__Records for the task__:

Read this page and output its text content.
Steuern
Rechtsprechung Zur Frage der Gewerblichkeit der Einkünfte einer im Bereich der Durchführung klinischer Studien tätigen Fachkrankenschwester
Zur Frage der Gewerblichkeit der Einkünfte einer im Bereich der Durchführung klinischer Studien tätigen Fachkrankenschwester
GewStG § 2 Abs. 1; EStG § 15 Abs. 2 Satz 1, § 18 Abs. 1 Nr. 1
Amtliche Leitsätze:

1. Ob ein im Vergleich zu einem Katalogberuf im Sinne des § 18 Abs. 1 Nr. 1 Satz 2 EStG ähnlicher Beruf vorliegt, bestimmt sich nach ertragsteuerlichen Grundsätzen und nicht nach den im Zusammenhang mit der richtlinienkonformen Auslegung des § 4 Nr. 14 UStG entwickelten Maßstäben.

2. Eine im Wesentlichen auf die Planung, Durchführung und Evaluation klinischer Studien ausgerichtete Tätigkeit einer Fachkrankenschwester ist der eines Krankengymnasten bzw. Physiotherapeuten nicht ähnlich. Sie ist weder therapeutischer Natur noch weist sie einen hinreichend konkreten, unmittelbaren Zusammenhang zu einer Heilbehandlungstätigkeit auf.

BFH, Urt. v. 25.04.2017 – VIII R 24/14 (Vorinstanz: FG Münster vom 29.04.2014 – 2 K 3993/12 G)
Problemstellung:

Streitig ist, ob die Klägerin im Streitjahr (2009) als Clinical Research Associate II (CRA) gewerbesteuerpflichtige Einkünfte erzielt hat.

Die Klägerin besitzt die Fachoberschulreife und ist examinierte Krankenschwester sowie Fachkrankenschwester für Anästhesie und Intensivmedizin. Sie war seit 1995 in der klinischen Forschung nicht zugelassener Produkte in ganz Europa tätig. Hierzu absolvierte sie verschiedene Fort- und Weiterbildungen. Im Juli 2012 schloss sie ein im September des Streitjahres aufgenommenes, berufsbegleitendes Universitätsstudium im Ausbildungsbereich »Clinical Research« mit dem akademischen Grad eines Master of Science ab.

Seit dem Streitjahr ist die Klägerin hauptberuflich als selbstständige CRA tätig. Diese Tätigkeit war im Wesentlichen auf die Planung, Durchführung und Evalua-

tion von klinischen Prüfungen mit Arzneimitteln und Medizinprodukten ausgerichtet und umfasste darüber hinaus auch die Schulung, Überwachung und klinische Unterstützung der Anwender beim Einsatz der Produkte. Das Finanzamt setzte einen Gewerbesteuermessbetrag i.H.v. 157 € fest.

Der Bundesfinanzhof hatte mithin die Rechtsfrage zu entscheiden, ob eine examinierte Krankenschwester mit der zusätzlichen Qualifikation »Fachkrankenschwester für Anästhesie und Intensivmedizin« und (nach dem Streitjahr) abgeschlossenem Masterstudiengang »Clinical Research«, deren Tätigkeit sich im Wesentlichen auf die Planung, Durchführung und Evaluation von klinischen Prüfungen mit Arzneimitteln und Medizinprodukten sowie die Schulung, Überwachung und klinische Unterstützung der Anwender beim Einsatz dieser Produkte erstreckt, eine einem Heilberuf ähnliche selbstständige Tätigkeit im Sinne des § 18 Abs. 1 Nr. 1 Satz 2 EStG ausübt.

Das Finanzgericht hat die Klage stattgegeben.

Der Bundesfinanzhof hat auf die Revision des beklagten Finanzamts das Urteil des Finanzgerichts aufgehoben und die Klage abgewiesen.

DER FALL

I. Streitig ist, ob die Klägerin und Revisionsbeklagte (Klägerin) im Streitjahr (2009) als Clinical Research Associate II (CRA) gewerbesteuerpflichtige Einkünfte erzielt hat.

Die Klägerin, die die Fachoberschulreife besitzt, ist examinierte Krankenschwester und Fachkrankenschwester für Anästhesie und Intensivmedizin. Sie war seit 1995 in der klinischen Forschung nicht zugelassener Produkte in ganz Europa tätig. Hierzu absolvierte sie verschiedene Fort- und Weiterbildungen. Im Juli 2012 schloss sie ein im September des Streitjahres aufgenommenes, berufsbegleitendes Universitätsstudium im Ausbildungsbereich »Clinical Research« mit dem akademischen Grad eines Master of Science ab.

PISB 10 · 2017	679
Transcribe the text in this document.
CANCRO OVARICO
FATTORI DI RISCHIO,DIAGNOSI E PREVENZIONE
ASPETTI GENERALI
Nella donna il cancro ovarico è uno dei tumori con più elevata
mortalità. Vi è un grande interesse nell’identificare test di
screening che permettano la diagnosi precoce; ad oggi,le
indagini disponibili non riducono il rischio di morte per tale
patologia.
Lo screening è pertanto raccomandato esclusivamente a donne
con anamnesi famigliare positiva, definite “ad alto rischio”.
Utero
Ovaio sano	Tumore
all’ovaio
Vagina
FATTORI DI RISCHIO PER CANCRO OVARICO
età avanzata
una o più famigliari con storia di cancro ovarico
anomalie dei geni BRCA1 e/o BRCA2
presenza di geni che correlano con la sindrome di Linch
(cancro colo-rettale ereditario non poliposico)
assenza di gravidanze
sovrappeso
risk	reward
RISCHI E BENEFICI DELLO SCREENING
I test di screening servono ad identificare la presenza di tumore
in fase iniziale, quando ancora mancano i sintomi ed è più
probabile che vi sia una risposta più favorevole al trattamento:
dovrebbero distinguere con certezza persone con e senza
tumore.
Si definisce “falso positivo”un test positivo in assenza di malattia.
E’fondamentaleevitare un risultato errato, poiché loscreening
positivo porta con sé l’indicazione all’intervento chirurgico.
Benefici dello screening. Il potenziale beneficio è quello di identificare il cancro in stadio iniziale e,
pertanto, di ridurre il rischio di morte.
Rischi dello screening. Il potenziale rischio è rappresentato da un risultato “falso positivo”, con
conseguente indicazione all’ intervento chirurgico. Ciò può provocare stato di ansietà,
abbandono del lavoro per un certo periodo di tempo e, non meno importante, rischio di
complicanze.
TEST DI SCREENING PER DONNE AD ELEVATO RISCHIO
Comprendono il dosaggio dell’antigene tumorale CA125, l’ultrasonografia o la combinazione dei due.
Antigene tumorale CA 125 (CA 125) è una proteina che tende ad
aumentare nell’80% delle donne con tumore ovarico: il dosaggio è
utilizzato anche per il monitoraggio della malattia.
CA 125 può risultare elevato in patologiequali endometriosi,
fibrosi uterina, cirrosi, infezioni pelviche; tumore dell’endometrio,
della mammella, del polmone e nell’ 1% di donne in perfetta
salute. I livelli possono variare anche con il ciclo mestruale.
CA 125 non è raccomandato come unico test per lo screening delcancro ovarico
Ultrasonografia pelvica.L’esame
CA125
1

__Assigned task__:
In the material above, which lines contain "pertanto"? Copy each of them.

__Solution to this task__:
Lo screening è pertanto raccomandato esclusivamente a donne
pertanto, di ridurre il rischio di morte.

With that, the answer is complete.